### What is required
Copy the records below word for word, starting at the very first line and ending with the line that contains "- data-point: [449, 87, 455, 93]".

begin Source records

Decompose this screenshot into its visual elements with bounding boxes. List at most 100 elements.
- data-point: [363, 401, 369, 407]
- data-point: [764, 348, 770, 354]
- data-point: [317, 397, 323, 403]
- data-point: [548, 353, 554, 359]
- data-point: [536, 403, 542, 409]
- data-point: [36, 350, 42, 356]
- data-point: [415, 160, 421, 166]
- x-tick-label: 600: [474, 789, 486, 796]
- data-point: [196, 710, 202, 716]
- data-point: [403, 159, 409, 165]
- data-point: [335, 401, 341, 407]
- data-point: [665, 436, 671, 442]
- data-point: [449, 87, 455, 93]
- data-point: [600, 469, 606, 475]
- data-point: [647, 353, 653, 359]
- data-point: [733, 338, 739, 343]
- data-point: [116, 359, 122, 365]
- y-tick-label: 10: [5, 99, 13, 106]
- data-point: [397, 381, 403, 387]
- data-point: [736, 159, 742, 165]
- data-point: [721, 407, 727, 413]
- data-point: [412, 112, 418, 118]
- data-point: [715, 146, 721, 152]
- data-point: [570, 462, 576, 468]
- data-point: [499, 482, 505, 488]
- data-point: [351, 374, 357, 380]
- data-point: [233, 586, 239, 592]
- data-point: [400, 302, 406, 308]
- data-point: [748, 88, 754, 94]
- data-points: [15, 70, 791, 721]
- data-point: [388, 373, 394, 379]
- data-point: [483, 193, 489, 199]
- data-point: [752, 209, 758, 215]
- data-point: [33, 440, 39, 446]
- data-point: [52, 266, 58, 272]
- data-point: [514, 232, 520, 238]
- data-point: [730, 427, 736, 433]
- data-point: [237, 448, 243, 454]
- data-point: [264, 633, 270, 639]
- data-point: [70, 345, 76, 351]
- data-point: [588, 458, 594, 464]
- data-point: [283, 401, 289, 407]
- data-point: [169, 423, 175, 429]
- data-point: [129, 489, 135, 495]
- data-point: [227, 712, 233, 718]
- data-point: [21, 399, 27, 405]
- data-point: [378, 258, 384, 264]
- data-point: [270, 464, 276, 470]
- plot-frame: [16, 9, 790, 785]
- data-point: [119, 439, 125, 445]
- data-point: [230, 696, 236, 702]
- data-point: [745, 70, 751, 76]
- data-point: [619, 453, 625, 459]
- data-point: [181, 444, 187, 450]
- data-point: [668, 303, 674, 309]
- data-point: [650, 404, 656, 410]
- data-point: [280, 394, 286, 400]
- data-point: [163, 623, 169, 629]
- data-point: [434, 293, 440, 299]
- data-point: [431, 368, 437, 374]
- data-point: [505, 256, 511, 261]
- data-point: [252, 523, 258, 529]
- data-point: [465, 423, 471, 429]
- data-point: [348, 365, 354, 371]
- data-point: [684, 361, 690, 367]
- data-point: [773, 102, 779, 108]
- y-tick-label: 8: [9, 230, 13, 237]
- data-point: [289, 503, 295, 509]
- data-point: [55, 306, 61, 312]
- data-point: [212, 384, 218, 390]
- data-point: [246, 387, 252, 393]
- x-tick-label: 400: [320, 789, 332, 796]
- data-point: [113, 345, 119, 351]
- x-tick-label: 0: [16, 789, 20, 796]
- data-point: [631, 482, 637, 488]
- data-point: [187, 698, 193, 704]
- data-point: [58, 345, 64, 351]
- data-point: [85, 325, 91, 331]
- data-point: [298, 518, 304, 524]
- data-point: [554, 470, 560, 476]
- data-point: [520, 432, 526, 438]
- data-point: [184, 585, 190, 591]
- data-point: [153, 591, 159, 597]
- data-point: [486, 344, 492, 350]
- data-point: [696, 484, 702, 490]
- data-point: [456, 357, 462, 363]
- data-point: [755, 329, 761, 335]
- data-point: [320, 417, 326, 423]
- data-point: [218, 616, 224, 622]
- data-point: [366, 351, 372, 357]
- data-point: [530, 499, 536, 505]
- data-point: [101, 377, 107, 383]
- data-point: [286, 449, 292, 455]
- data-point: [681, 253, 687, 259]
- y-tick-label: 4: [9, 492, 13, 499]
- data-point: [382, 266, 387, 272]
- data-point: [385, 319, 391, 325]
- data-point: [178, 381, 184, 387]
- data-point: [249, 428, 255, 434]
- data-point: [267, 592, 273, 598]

end Source records

### Answer to the task
Decompose this screenshot into its visual elements with bounding boxes. List at most 100 elements.
- data-point: [363, 401, 369, 407]
- data-point: [764, 348, 770, 354]
- data-point: [317, 397, 323, 403]
- data-point: [548, 353, 554, 359]
- data-point: [536, 403, 542, 409]
- data-point: [36, 350, 42, 356]
- data-point: [415, 160, 421, 166]
- x-tick-label: 600: [474, 789, 486, 796]
- data-point: [196, 710, 202, 716]
- data-point: [403, 159, 409, 165]
- data-point: [335, 401, 341, 407]
- data-point: [665, 436, 671, 442]
- data-point: [449, 87, 455, 93]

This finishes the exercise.